--- Start Dataset rows ---
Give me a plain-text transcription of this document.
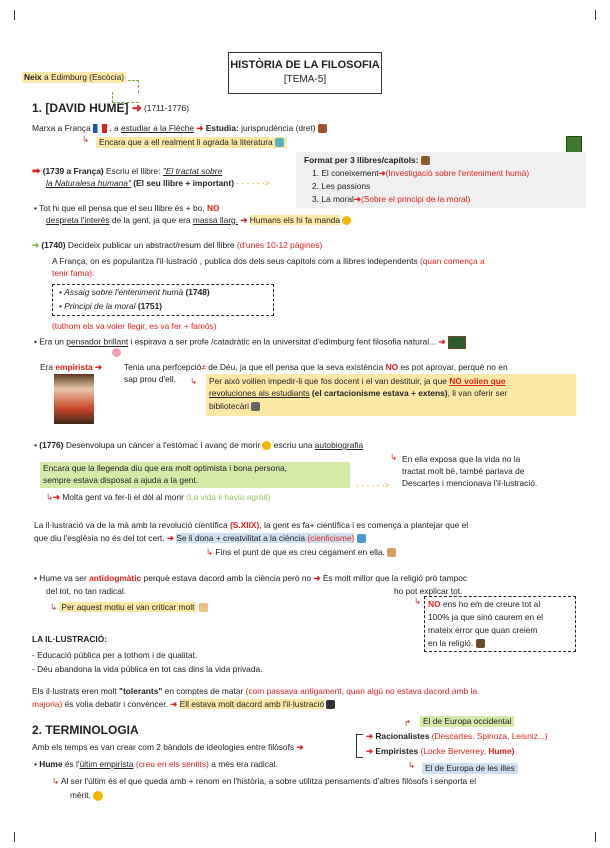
HISTÒRIA DE LA FILOSOFIA
[TEMA-5]
Neix a Edimburg (Escòcia)
1. [DAVID HUME] ➜ (1711-1776)
Marxa a França , a estudiar a la Flèche ➜ Estudia: jurisprudència (dret)
↳	Encara que a ell realment li agrada la literatura
Format per 3 llibres/capítols:
1. El coneixement➜(Investigació sobre l'enteniment humà)
2. Les passions
3. La moral➜(Sobre el principi de la moral)
➡ (1739 a França) Escriu el llibre: "El tractat sobre
la Naturalesa humana" (El seu llibre + important) - - - - - ->
• Tot hi que ell pensa que el seu llibre és + bo, NO
despreta l'interés de la gent, ja que era massa llarg. ➜ Humans els hi fa manda
➜ (1740) Decideix publicar un abstract/resum del llibre (d'unes 10-12 pàgines)
A França, on es popularitza l'il·lustració , publica dos dels seus capítols com a llibres independents (quan comença a
tenir fama):
• Assaig sobre l'enteniment humà (1748)
• Principi de la moral (1751)
(tothom els va voler llegir, es va fer + famós)
• Era un pensador brillant i espirava a ser profe /catadràtic en la universitat d'edimburg fent filosofia natural... ➜
Era empirista ➜	Tenia una perfcepció≠ de Déu, ja que ell pensa que la seva existència NO es pot aprovar, perquè no en
sap prou d'ell. ↳ Per això voilien impedir-li que fos docent i el van destituir, ja que NO volien que
revoluciones als estudiants (el cartacionisme estava + extens), li van oferir ser
bibliotecàri
• (1776) Desenvolupa un càncer a l'estòmac i avanç de morir escriu una autobiografia
↳ En ella exposa que la vida no la
tractat molt bé, també parlava de
Descartes i mencionava l'il·lustració.
Encara que la llegenda diu que era molt optimista i bona persona,
sempre estava disposat a ajuda a la gent.	- - - - - ->
↳➜ Molta gent va fer-li el dòl al morir (La vida li havia agràit)
La il·lustració va de la mà amb la revolució científica (S.XIIX), la gent es fa+ científica i es comença a plantejar que el
que diu l'església no és del tot cert. ➜ Se li dona + creatvilitat a la ciència (cienficisme)
↳ Fins el punt de que es creu cegament en ella.
• Hume va ser antidogmàtic perquè estava dacord amb la ciència però no ➜ És molt millor que la religió prò tampoc
del tot, no tan radical.	ho pot explicar tot.
↳ Per aquest motiu el van criticar molt
↳ NO ens ho em de creure tot al
100% ja que sinó caurem en el
mateix error que quan creiem
en la religió.
LA IL·LUSTRACIÓ:
- Educació pública per a tothom i de qualitat.
- Déu abandona la vida pública en tot cas dins la vida privada.
Els il·lustrats eren molt "tolerants" en comptes de matar (com passava antigament, quan algú no estava dacord amb la
majoria) és volia debatir i convèncer. ➜ Ell estava molt dacord amb l'il·lustració
2. TERMINOLOGIA
El de Europa occidental
↱
Amb els temps es van crear com 2 bàndols de ideologies entre filòsofs ➜
➜ Racionalistes (Descartes, Spinoza, Leisniz...)
➜ Empiristes (Locke Berverrey, Hume)
↳	El de Europa de les illes
• Hume és l'últim empirista (creu en els sentits) a més era radical.
↳ Al ser l'últim és el que queda amb + renom en l'història, a sobre utilitza pensaments d'altres filòsofs i senporta el
mèrit.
--- End Dataset rows ---
◆ What you need to do
Go through the material above and count the lines that contain "filòsofs"; answer with the number alone.

◆ Full output
2